# Start of Information shown

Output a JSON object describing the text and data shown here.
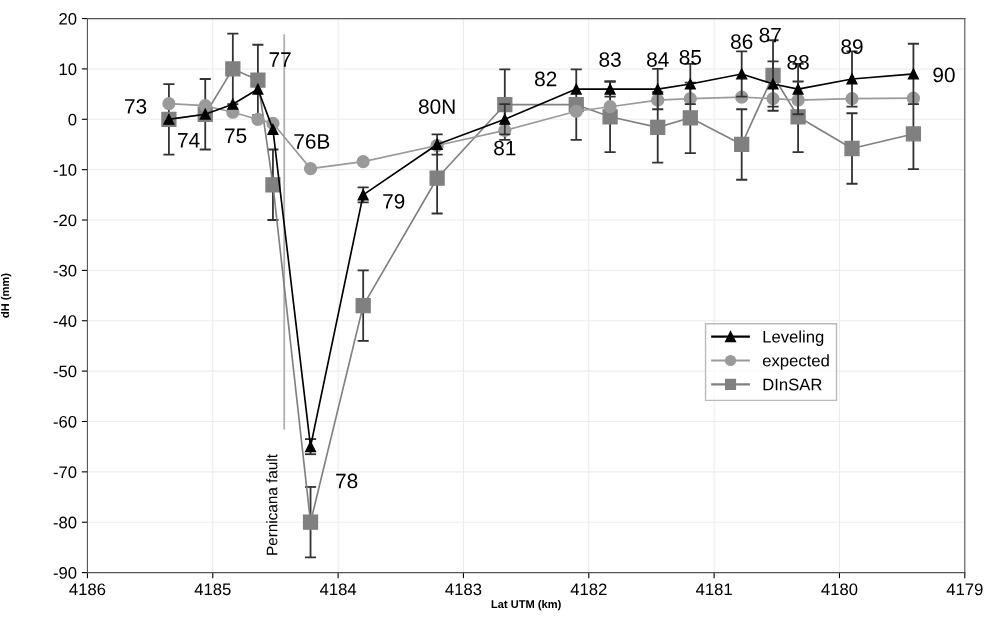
{
  "chart_data": {
    "type": "line",
    "xlabel": "Lat UTM (km)",
    "ylabel": "dH (mm)",
    "x": [
      4185.35,
      4185.06,
      4184.84,
      4184.64,
      4184.52,
      4184.22,
      4183.8,
      4183.21,
      4182.67,
      4182.1,
      4181.83,
      4181.45,
      4181.19,
      4180.78,
      4180.53,
      4180.33,
      4179.9,
      4179.41
    ],
    "series": [
      {
        "name": "Leveling",
        "color": "#000000",
        "marker": "triangle",
        "values": [
          0,
          1,
          3,
          6,
          -2,
          -65,
          -15,
          -5,
          0,
          6,
          6,
          6,
          7,
          9,
          7,
          6,
          8,
          9
        ],
        "errors": [
          null,
          null,
          null,
          null,
          null,
          1.5,
          1.5,
          2,
          3,
          null,
          1.5,
          4,
          4,
          4.5,
          4.5,
          5,
          5.5,
          6
        ]
      },
      {
        "name": "expected",
        "color": "#9a9a9a",
        "marker": "circle",
        "values": [
          3.1,
          2.7,
          1.4,
          0,
          -0.8,
          -9.8,
          -8.4,
          -5.2,
          -2.2,
          1.6,
          2.5,
          3.8,
          4.1,
          4.4,
          4.1,
          3.8,
          4.1,
          4.2
        ]
      },
      {
        "name": "DInSAR",
        "color": "#808080",
        "marker": "square",
        "values": [
          0,
          1,
          10,
          7.8,
          -13,
          -80,
          -37,
          -11.7,
          2.9,
          2.9,
          0.5,
          -1.6,
          0.3,
          -5,
          8.7,
          0.5,
          -5.8,
          -2.9
        ],
        "errors": [
          7,
          7,
          7,
          7,
          7,
          7,
          7,
          7,
          7,
          7,
          7,
          7,
          7,
          7,
          7,
          7,
          7,
          7
        ]
      }
    ],
    "annotations": [
      {
        "text": "73",
        "x": 4185.35,
        "y": 0
      },
      {
        "text": "74",
        "x": 4185.06,
        "y": 1
      },
      {
        "text": "75",
        "x": 4184.84,
        "y": 3
      },
      {
        "text": "77",
        "x": 4184.64,
        "y": 6
      },
      {
        "text": "76B",
        "x": 4184.52,
        "y": -2
      },
      {
        "text": "78",
        "x": 4184.22,
        "y": -65
      },
      {
        "text": "79",
        "x": 4183.8,
        "y": -15
      },
      {
        "text": "80N",
        "x": 4183.21,
        "y": -5
      },
      {
        "text": "81",
        "x": 4182.67,
        "y": 0
      },
      {
        "text": "82",
        "x": 4182.1,
        "y": 6
      },
      {
        "text": "83",
        "x": 4181.83,
        "y": 6
      },
      {
        "text": "84",
        "x": 4181.45,
        "y": 6
      },
      {
        "text": "85",
        "x": 4181.19,
        "y": 7
      },
      {
        "text": "86",
        "x": 4180.78,
        "y": 9
      },
      {
        "text": "87",
        "x": 4180.53,
        "y": 7
      },
      {
        "text": "88",
        "x": 4180.33,
        "y": 6
      },
      {
        "text": "89",
        "x": 4179.9,
        "y": 8
      },
      {
        "text": "90",
        "x": 4179.41,
        "y": 9
      }
    ],
    "ref_lines": [
      {
        "axis": "x",
        "value": 4184.43,
        "label": "Pernicana fault",
        "color": "#b0b0b0"
      }
    ],
    "xlim": [
      4186,
      4179
    ],
    "xticks": [
      4186,
      4185,
      4184,
      4183,
      4182,
      4181,
      4180,
      4179
    ],
    "ylim": [
      -90,
      20
    ],
    "yticks": [
      20,
      10,
      0,
      -10,
      -20,
      -30,
      -40,
      -50,
      -60,
      -70,
      -80,
      -90
    ],
    "grid": true,
    "legend": "right",
    "line_style": "solid"
  }
}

# End of Information shown

What to produce
Your task is to repeat the material above exactly, without its pictures.

Result of this task
Output a JSON object describing the text and data shown here.
{
  "chart_data": {
    "type": "line",
    "xlabel": "Lat UTM (km)",
    "ylabel": "dH (mm)",
    "x": [
      4185.35,
      4185.06,
      4184.84,
      4184.64,
      4184.52,
      4184.22,
      4183.8,
      4183.21,
      4182.67,
      4182.1,
      4181.83,
      4181.45,
      4181.19,
      4180.78,
      4180.53,
      4180.33,
      4179.9,
      4179.41
    ],
    "series": [
      {
        "name": "Leveling",
        "color": "#000000",
        "marker": "triangle",
        "values": [
          0,
          1,
          3,
          6,
          -2,
          -65,
          -15,
          -5,
          0,
          6,
          6,
          6,
          7,
          9,
          7,
          6,
          8,
          9
        ],
        "errors": [
          null,
          null,
          null,
          null,
          null,
          1.5,
          1.5,
          2,
          3,
          null,
          1.5,
          4,
          4,
          4.5,
          4.5,
          5,
          5.5,
          6
        ]
      },
      {
        "name": "expected",
        "color": "#9a9a9a",
        "marker": "circle",
        "values": [
          3.1,
          2.7,
          1.4,
          0,
          -0.8,
          -9.8,
          -8.4,
          -5.2,
          -2.2,
          1.6,
          2.5,
          3.8,
          4.1,
          4.4,
          4.1,
          3.8,
          4.1,
          4.2
        ]
      },
      {
        "name": "DInSAR",
        "color": "#808080",
        "marker": "square",
        "values": [
          0,
          1,
          10,
          7.8,
          -13,
          -80,
          -37,
          -11.7,
          2.9,
          2.9,
          0.5,
          -1.6,
          0.3,
          -5,
          8.7,
          0.5,
          -5.8,
          -2.9
        ],
        "errors": [
          7,
          7,
          7,
          7,
          7,
          7,
          7,
          7,
          7,
          7,
          7,
          7,
          7,
          7,
          7,
          7,
          7,
          7
        ]
      }
    ],
    "annotations": [
      {
        "text": "73",
        "x": 4185.35,
        "y": 0
      },
      {
        "text": "74",
        "x": 4185.06,
        "y": 1
      },
      {
        "text": "75",
        "x": 4184.84,
        "y": 3
      },
      {
        "text": "77",
        "x": 4184.64,
        "y": 6
      },
      {
        "text": "76B",
        "x": 4184.52,
        "y": -2
      },
      {
        "text": "78",
        "x": 4184.22,
        "y": -65
      },
      {
        "text": "79",
        "x": 4183.8,
        "y": -15
      },
      {
        "text": "80N",
        "x": 4183.21,
        "y": -5
      },
      {
        "text": "81",
        "x": 4182.67,
        "y": 0
      },
      {
        "text": "82",
        "x": 4182.1,
        "y": 6
      },
      {
        "text": "83",
        "x": 4181.83,
        "y": 6
      },
      {
        "text": "84",
        "x": 4181.45,
        "y": 6
      },
      {
        "text": "85",
        "x": 4181.19,
        "y": 7
      },
      {
        "text": "86",
        "x": 4180.78,
        "y": 9
      },
      {
        "text": "87",
        "x": 4180.53,
        "y": 7
      },
      {
        "text": "88",
        "x": 4180.33,
        "y": 6
      },
      {
        "text": "89",
        "x": 4179.9,
        "y": 8
      },
      {
        "text": "90",
        "x": 4179.41,
        "y": 9
      }
    ],
    "ref_lines": [
      {
        "axis": "x",
        "value": 4184.43,
        "label": "Pernicana fault",
        "color": "#b0b0b0"
      }
    ],
    "xlim": [
      4186,
      4179
    ],
    "xticks": [
      4186,
      4185,
      4184,
      4183,
      4182,
      4181,
      4180,
      4179
    ],
    "ylim": [
      -90,
      20
    ],
    "yticks": [
      20,
      10,
      0,
      -10,
      -20,
      -30,
      -40,
      -50,
      -60,
      -70,
      -80,
      -90
    ],
    "grid": true,
    "legend": "right",
    "line_style": "solid"
  }
}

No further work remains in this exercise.